__Given task__
Search the records that follow and extract every line containing the string "JSON".

--- START OF Input data ---

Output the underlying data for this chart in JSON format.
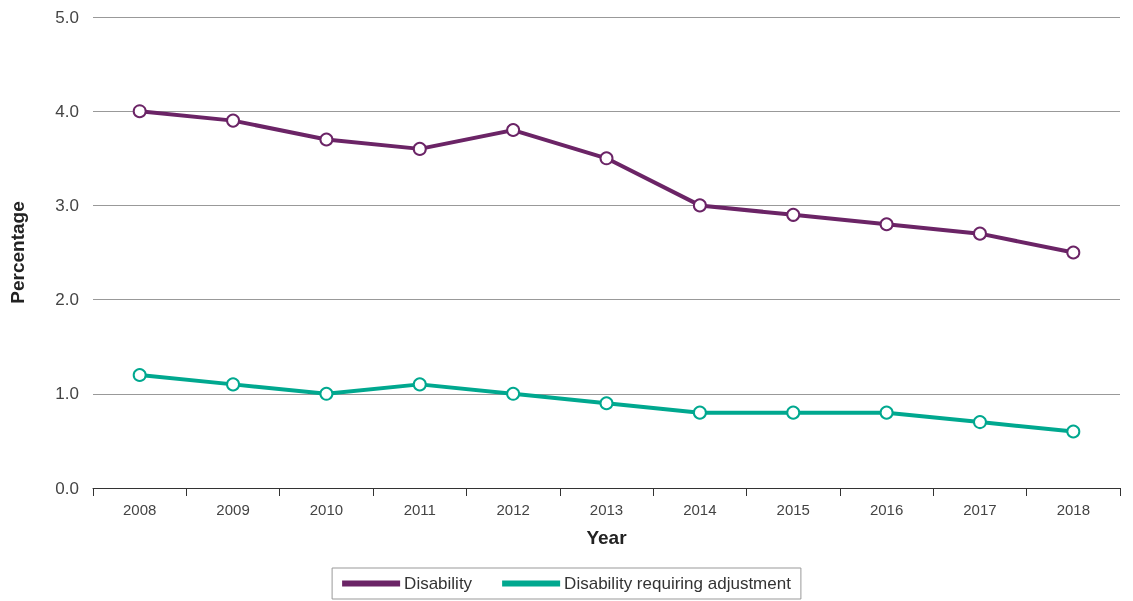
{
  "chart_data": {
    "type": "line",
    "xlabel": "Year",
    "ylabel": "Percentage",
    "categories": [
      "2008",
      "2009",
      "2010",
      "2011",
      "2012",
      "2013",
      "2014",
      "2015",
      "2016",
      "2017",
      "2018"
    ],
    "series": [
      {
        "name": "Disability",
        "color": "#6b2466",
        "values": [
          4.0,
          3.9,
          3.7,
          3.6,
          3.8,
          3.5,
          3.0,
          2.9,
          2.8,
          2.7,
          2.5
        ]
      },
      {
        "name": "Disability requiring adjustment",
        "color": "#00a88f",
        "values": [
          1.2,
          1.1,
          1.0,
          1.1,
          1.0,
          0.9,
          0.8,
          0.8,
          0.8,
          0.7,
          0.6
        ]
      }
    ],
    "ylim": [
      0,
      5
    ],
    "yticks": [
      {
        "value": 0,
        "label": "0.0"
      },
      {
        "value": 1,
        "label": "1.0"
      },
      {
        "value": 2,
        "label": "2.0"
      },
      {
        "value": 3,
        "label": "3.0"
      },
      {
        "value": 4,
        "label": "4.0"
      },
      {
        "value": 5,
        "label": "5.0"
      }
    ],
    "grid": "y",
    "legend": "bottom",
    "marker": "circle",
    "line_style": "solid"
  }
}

--- END OF Input data ---
--- START OF Input data ---

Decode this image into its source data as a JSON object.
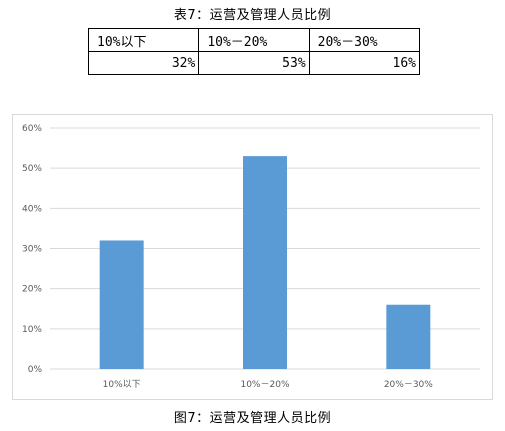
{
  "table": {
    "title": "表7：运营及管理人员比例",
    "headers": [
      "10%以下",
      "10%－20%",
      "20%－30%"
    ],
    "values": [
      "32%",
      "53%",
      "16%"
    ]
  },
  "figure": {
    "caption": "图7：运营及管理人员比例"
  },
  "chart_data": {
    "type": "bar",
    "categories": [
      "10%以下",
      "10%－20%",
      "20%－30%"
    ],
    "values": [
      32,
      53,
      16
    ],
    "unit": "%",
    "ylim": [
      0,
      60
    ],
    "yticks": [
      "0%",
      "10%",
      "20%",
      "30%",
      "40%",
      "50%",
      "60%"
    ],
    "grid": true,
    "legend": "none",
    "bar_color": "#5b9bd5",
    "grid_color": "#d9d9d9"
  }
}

--- END OF Input data ---

__Task solution__
Output the underlying data for this chart in JSON format.
Decode this image into its source data as a JSON object.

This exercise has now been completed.